| PROMPT |
Restate every line of the material, word for word.

| TASK DATA |

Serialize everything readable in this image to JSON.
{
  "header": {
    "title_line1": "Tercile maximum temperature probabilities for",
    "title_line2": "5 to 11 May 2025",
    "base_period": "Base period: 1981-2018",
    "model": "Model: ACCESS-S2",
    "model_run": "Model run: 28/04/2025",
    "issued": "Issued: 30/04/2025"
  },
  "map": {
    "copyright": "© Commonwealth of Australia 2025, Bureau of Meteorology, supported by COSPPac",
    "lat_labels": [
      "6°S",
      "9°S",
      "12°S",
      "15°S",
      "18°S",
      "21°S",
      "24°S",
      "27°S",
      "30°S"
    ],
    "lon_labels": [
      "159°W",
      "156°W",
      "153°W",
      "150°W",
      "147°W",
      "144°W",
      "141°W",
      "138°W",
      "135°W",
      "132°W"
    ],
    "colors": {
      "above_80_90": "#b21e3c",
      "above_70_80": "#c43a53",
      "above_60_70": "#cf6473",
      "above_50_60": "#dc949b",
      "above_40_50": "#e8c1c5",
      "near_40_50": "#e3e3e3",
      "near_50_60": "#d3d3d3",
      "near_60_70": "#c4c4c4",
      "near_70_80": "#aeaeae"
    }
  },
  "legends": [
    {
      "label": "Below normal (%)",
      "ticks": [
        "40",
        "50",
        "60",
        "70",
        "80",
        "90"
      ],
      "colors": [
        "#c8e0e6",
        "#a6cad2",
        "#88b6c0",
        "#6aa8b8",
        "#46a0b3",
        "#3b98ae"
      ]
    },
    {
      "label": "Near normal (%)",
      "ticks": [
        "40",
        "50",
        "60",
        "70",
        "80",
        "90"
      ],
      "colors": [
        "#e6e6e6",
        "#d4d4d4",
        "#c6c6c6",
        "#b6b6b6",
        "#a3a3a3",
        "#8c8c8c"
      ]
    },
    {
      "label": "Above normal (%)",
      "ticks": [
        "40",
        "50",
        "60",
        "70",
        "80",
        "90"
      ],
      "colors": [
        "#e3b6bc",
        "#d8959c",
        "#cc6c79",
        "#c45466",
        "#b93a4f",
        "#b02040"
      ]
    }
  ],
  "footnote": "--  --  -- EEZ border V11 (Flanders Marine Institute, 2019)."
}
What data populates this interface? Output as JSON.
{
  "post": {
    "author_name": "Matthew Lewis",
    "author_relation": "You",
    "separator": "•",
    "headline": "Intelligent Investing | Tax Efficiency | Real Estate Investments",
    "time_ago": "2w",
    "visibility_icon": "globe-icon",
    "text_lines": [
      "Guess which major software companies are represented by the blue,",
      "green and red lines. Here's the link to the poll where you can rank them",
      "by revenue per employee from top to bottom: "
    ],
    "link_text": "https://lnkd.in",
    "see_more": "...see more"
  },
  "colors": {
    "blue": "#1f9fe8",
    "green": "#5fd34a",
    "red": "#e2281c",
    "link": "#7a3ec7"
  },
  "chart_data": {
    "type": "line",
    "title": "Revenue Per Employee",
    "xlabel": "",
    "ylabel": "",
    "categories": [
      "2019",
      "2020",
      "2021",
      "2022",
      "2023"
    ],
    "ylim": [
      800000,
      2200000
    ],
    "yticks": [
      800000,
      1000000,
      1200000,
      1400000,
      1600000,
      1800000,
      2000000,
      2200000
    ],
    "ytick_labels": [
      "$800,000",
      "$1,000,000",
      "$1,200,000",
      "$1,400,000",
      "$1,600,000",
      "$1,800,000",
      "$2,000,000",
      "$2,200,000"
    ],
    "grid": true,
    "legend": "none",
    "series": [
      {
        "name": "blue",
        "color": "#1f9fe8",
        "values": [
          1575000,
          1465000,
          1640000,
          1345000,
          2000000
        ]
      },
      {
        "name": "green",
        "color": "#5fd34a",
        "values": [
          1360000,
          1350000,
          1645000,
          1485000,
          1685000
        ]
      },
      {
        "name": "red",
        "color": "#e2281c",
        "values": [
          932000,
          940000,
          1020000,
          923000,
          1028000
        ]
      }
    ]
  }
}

| SOLVED EXERCISE |
Serialize everything readable in this image to JSON.
{
  "header": {
    "title_line1": "Tercile maximum temperature probabilities for",
    "title_line2": "5 to 11 May 2025",
    "base_period": "Base period: 1981-2018",
    "model": "Model: ACCESS-S2",
    "model_run": "Model run: 28/04/2025",
    "issued": "Issued: 30/04/2025"
  },
  "map": {
    "copyright": "© Commonwealth of Australia 2025, Bureau of Meteorology, supported by COSPPac",
    "lat_labels": [
      "6°S",
      "9°S",
      "12°S",
      "15°S",
      "18°S",
      "21°S",
      "24°S",
      "27°S",
      "30°S"
    ],
    "lon_labels": [
      "159°W",
      "156°W",
      "153°W",
      "150°W",
      "147°W",
      "144°W",
      "141°W",
      "138°W",
      "135°W",
      "132°W"
    ],
    "colors": {
      "above_80_90": "#b21e3c",
      "above_70_80": "#c43a53",
      "above_60_70": "#cf6473",
      "above_50_60": "#dc949b",
      "above_40_50": "#e8c1c5",
      "near_40_50": "#e3e3e3",
      "near_50_60": "#d3d3d3",
      "near_60_70": "#c4c4c4",
      "near_70_80": "#aeaeae"
    }
  },
  "legends": [
    {
      "label": "Below normal (%)",
      "ticks": [
        "40",
        "50",
        "60",
        "70",
        "80",
        "90"
      ],
      "colors": [
        "#c8e0e6",
        "#a6cad2",
        "#88b6c0",
        "#6aa8b8",
        "#46a0b3",
        "#3b98ae"
      ]
    },
    {
      "label": "Near normal (%)",
      "ticks": [
        "40",
        "50",
        "60",
        "70",
        "80",
        "90"
      ],
      "colors": [
        "#e6e6e6",
        "#d4d4d4",
        "#c6c6c6",
        "#b6b6b6",
        "#a3a3a3",
        "#8c8c8c"
      ]
    },
    {
      "label": "Above normal (%)",
      "ticks": [
        "40",
        "50",
        "60",
        "70",
        "80",
        "90"
      ],
      "colors": [
        "#e3b6bc",
        "#d8959c",
        "#cc6c79",
        "#c45466",
        "#b93a4f",
        "#b02040"
      ]
    }
  ],
  "footnote": "--  --  -- EEZ border V11 (Flanders Marine Institute, 2019)."
}
What data populates this interface? Output as JSON.
{
  "post": {
    "author_name": "Matthew Lewis",
    "author_relation": "You",
    "separator": "•",
    "headline": "Intelligent Investing | Tax Efficiency | Real Estate Investments",
    "time_ago": "2w",
    "visibility_icon": "globe-icon",
    "text_lines": [
      "Guess which major software companies are represented by the blue,",
      "green and red lines. Here's the link to the poll where you can rank them",
      "by revenue per employee from top to bottom: "
    ],
    "link_text": "https://lnkd.in",
    "see_more": "...see more"
  },
  "colors": {
    "blue": "#1f9fe8",
    "green": "#5fd34a",
    "red": "#e2281c",
    "link": "#7a3ec7"
  },
  "chart_data": {
    "type": "line",
    "title": "Revenue Per Employee",
    "xlabel": "",
    "ylabel": "",
    "categories": [
      "2019",
      "2020",
      "2021",
      "2022",
      "2023"
    ],
    "ylim": [
      800000,
      2200000
    ],
    "yticks": [
      800000,
      1000000,
      1200000,
      1400000,
      1600000,
      1800000,
      2000000,
      2200000
    ],
    "ytick_labels": [
      "$800,000",
      "$1,000,000",
      "$1,200,000",
      "$1,400,000",
      "$1,600,000",
      "$1,800,000",
      "$2,000,000",
      "$2,200,000"
    ],
    "grid": true,
    "legend": "none",
    "series": [
      {
        "name": "blue",
        "color": "#1f9fe8",
        "values": [
          1575000,
          1465000,
          1640000,
          1345000,
          2000000
        ]
      },
      {
        "name": "green",
        "color": "#5fd34a",
        "values": [
          1360000,
          1350000,
          1645000,
          1485000,
          1685000
        ]
      },
      {
        "name": "red",
        "color": "#e2281c",
        "values": [
          932000,
          940000,
          1020000,
          923000,
          1028000
        ]
      }
    ]
  }
}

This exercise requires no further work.